## What to work on
Without the images, write out all of the following entries exactly.

[Figure collection entries]
┌──
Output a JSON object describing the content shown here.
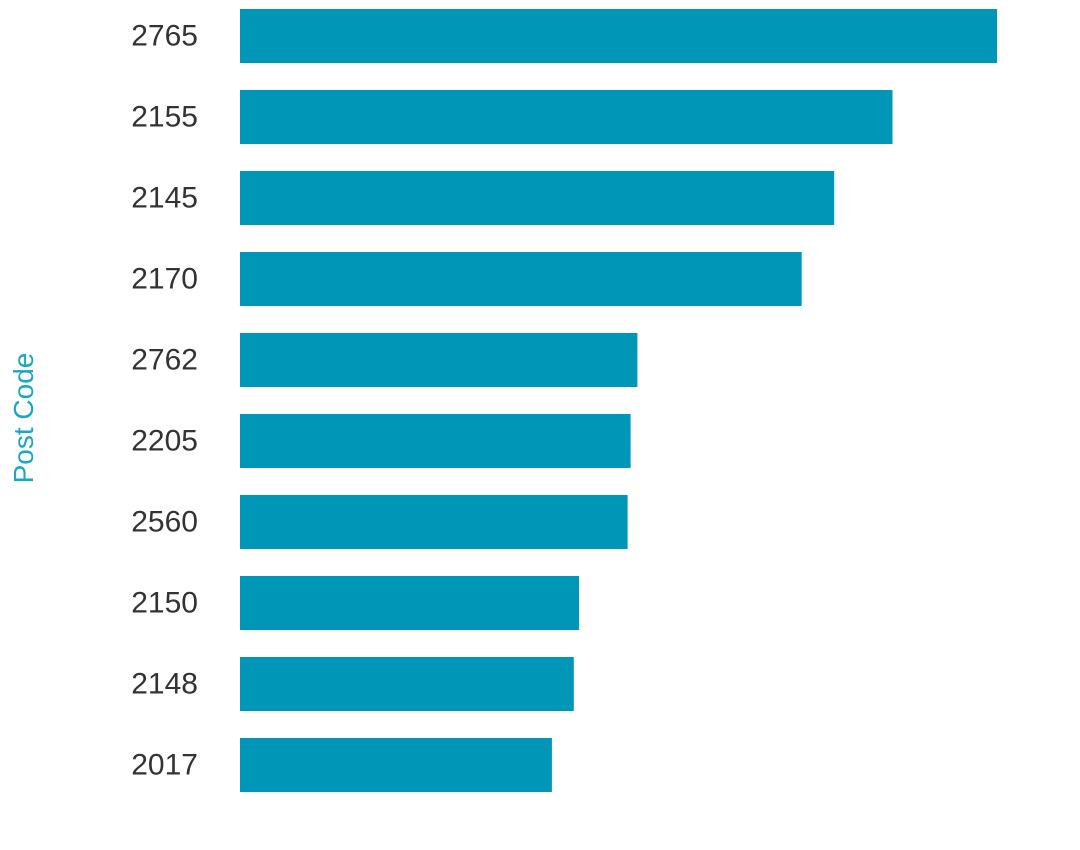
{
  "chart_data": {
    "type": "bar",
    "orientation": "horizontal",
    "categories": [
      "2765",
      "2155",
      "2145",
      "2170",
      "2762",
      "2205",
      "2560",
      "2150",
      "2148",
      "2017"
    ],
    "values": [
      100,
      86.2,
      78.5,
      74.2,
      52.5,
      51.6,
      51.2,
      44.8,
      44.1,
      41.2
    ],
    "title": "",
    "xlabel": "",
    "ylabel": "Post Code",
    "xlim": [
      0,
      100
    ],
    "grid": false,
    "legend": "none",
    "bar_color": "#0096b7",
    "axis_label_color": "#1ba6c2",
    "tick_label_color": "#333333"
  }
}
└──
## The output
Output a JSON object describing the content shown here.
{
  "chart_data": {
    "type": "bar",
    "orientation": "horizontal",
    "categories": [
      "2765",
      "2155",
      "2145",
      "2170",
      "2762",
      "2205",
      "2560",
      "2150",
      "2148",
      "2017"
    ],
    "values": [
      100,
      86.2,
      78.5,
      74.2,
      52.5,
      51.6,
      51.2,
      44.8,
      44.1,
      41.2
    ],
    "title": "",
    "xlabel": "",
    "ylabel": "Post Code",
    "xlim": [
      0,
      100
    ],
    "grid": false,
    "legend": "none",
    "bar_color": "#0096b7",
    "axis_label_color": "#1ba6c2",
    "tick_label_color": "#333333"
  }
}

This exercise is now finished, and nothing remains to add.